── TASK DATA
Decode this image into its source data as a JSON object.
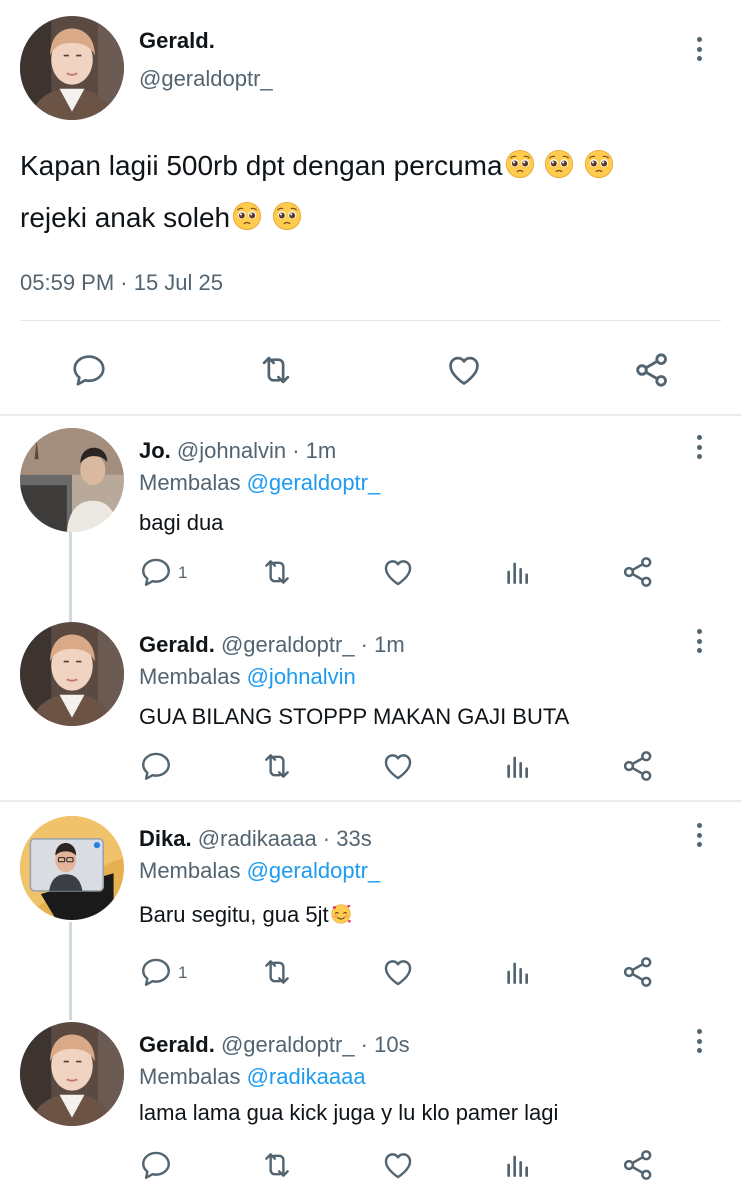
{
  "main_tweet": {
    "name": "Gerald.",
    "handle": "@geraldoptr_",
    "line1": "Kapan lagii 500rb dpt dengan percuma",
    "line2": "rejeki anak soleh",
    "line1_emoji": [
      "pleading-face",
      "pleading-face",
      "pleading-face"
    ],
    "line2_emoji": [
      "pleading-face",
      "pleading-face"
    ],
    "timestamp": "05:59 PM · 15 Jul 25",
    "actions": [
      "reply-icon",
      "retweet-icon",
      "like-icon",
      "share-icon"
    ]
  },
  "replies": [
    {
      "name": "Jo.",
      "meta": "@johnalvin · 1m",
      "replying_label": "Membalas ",
      "replying_to": "@geraldoptr_",
      "text": "bagi dua",
      "reply_count": "1"
    },
    {
      "name": "Gerald.",
      "meta": "@geraldoptr_ · 1m",
      "replying_label": "Membalas ",
      "replying_to": "@johnalvin",
      "text": "GUA BILANG STOPPP MAKAN GAJI BUTA",
      "reply_count": ""
    },
    {
      "name": "Dika.",
      "meta": "@radikaaaa · 33s",
      "replying_label": "Membalas ",
      "replying_to": "@geraldoptr_",
      "text": "Baru segitu, gua 5jt",
      "text_emoji": "smiling-face-with-hearts",
      "reply_count": "1"
    },
    {
      "name": "Gerald.",
      "meta": "@geraldoptr_ · 10s",
      "replying_label": "Membalas ",
      "replying_to": "@radikaaaa",
      "text": "lama lama gua kick juga y lu klo pamer lagi",
      "reply_count": ""
    }
  ],
  "colors": {
    "text": "#0f1419",
    "secondary": "#536471",
    "link": "#1d9bf0",
    "divider": "#e1e8ed"
  }
}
────
Locate the word "johnalvin" in the data above. Copy every line carrying it.

TASK ANSWER
      "meta": "@johnalvin · 1m",
      "replying_to": "@johnalvin",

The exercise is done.